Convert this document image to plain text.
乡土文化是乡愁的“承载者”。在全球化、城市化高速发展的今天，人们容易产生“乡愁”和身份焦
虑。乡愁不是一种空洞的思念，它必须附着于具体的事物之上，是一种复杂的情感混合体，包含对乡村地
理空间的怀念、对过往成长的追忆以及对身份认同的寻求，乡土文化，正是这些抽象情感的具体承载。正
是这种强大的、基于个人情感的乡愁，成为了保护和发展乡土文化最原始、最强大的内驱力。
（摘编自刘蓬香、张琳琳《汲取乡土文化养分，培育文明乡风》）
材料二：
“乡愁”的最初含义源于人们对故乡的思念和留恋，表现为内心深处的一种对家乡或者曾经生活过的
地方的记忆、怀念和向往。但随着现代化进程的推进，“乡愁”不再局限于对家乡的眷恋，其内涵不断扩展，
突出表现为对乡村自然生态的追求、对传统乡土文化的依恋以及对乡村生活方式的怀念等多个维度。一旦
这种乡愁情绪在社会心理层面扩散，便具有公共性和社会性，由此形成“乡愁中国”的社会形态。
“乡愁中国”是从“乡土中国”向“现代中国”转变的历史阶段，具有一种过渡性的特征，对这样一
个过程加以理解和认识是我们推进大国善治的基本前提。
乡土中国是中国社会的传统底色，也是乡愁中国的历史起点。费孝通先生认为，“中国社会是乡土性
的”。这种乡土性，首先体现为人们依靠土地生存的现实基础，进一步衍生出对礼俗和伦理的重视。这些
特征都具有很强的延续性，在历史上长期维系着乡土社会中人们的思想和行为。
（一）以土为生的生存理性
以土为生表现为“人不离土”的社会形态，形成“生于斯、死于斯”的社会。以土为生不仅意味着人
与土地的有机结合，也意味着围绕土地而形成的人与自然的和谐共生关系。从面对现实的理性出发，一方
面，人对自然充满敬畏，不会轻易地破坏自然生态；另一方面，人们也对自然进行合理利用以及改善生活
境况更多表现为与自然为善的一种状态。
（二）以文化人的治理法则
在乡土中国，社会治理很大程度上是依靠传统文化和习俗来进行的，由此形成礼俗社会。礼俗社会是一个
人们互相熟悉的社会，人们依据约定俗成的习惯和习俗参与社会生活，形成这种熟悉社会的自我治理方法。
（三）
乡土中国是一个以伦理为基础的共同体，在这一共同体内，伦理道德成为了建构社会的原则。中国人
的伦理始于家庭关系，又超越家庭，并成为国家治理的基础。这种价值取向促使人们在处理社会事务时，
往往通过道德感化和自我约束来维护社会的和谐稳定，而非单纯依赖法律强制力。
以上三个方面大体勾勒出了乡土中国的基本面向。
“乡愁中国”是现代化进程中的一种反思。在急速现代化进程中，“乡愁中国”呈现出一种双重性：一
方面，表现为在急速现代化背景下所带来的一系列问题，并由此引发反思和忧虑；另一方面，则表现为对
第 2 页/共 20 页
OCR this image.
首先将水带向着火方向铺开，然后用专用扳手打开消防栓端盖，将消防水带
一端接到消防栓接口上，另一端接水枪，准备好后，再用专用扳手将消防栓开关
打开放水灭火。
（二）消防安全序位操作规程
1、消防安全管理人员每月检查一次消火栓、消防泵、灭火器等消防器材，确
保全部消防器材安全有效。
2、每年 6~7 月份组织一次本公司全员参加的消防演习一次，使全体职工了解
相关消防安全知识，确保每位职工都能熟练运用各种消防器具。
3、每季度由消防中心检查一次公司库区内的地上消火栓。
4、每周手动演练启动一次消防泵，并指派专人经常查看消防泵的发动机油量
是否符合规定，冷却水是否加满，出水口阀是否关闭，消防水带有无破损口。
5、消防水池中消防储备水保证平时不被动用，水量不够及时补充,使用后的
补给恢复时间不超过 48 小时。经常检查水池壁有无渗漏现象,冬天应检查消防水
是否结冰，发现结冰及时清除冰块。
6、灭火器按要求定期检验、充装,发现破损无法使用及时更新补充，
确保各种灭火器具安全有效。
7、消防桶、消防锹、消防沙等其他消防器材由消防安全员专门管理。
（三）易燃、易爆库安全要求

WHAT THIS TASK INVOLVES ->
Find every line that has "image" in it, then return those lines.

COMPLETED TASK ->
Convert this document image to plain text.
OCR this image.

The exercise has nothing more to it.